Stored items:
* * *

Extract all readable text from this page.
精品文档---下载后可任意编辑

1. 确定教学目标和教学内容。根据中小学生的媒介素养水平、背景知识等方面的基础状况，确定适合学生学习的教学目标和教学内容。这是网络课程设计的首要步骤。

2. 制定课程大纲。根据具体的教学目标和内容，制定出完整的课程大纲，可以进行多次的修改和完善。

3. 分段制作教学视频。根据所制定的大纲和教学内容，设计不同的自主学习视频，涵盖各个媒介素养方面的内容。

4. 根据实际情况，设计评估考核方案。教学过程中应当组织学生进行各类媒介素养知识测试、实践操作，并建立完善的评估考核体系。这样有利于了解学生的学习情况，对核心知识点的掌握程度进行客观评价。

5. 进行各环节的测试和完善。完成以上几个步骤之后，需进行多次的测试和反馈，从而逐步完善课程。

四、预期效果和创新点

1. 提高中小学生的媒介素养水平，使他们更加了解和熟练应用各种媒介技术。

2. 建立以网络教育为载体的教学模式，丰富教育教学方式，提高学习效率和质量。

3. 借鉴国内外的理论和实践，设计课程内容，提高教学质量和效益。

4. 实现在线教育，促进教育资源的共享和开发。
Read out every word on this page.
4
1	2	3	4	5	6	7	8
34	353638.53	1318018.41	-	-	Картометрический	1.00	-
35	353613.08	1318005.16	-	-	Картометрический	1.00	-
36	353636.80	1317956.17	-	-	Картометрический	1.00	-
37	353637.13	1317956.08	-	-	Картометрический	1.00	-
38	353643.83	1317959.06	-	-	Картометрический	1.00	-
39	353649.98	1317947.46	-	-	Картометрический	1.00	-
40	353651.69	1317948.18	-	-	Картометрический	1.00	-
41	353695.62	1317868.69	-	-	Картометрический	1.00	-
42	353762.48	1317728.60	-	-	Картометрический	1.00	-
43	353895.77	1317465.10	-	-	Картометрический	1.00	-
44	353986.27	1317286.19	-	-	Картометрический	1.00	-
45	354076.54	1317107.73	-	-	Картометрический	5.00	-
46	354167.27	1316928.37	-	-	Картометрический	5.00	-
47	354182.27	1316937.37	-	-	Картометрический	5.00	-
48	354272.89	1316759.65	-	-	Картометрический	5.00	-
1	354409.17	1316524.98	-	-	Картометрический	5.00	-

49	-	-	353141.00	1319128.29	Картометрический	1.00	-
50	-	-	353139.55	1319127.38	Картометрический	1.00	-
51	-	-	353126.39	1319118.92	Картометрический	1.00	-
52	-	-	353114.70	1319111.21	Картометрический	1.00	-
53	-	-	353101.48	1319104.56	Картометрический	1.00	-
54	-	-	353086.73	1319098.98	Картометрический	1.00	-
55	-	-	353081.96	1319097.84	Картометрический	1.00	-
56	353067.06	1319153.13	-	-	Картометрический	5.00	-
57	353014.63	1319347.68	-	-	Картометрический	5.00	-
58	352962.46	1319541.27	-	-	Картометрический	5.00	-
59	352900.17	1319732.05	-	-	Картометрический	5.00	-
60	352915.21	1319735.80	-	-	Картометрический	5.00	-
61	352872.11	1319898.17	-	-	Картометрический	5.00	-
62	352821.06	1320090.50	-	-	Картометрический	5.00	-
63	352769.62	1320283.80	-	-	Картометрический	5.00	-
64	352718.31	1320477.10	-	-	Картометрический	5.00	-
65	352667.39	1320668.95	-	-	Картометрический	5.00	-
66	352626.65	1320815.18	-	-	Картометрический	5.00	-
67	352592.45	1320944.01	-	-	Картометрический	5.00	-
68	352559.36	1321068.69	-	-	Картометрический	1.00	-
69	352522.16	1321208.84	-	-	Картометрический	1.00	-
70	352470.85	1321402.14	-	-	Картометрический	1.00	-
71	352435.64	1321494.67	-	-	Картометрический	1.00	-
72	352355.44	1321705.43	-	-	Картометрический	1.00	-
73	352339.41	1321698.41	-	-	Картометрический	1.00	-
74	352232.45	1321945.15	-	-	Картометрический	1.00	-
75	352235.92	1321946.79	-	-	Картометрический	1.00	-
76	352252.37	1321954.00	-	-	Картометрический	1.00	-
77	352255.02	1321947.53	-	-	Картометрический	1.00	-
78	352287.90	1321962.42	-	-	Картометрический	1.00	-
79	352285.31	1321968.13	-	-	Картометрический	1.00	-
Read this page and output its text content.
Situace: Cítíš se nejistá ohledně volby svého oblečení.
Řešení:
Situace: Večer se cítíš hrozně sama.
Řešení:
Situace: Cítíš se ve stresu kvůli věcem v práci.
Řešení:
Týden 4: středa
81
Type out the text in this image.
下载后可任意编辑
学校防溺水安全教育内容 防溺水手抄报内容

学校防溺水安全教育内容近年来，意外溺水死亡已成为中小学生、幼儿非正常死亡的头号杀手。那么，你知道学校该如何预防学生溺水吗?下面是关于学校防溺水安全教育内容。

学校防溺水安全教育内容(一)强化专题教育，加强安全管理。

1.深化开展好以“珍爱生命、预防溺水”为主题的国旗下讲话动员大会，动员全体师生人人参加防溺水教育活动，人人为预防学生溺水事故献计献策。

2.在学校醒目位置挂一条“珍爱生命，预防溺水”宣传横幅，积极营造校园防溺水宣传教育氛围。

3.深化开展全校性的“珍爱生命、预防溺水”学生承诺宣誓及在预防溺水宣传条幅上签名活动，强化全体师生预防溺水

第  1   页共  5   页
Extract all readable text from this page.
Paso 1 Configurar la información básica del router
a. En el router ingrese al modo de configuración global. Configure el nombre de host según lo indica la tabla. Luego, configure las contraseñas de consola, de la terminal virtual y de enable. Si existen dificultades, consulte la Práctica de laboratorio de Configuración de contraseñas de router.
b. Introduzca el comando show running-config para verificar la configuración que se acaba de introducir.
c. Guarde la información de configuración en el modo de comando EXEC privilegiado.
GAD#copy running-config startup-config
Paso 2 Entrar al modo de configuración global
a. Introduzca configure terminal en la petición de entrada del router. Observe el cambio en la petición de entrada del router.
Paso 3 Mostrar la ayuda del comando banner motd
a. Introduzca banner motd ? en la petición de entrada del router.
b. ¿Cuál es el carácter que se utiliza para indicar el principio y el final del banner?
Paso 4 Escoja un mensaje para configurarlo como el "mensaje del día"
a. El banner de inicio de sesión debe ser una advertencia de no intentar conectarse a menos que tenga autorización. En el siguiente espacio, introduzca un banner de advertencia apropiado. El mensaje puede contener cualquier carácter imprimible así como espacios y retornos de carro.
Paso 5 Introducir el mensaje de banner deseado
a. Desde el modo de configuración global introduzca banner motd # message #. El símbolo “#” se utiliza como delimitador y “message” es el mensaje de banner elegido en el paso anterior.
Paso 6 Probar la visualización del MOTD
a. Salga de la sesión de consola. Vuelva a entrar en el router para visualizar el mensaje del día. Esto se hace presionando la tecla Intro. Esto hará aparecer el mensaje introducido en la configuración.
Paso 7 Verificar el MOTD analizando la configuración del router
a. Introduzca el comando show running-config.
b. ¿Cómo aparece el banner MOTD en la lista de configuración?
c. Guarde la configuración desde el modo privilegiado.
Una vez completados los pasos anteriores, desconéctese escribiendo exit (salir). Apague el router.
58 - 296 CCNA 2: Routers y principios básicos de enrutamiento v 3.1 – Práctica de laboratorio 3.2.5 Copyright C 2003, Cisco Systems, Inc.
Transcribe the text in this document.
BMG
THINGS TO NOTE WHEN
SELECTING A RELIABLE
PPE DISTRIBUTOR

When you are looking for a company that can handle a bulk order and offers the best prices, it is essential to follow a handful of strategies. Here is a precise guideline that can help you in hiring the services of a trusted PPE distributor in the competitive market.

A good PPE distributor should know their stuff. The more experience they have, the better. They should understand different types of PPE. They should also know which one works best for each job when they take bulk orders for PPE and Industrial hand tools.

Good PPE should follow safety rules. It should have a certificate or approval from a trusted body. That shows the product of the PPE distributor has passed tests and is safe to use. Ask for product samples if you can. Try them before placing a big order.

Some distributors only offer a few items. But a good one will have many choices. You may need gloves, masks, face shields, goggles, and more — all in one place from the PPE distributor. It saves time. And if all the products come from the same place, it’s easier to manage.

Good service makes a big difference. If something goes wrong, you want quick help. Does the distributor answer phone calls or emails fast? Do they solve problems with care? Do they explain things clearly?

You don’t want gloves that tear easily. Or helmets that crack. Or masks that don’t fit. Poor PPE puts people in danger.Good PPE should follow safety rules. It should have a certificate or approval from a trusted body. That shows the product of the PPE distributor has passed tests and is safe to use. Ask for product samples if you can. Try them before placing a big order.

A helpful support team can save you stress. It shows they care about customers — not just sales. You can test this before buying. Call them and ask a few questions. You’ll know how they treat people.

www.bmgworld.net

* * *

* _What the task requires_
Return each line where "page" shows up.

* _Full answer_
Extract all readable text from this page.
Read out every word on this page.
Read this page and output its text content.
Extract all readable text from this page.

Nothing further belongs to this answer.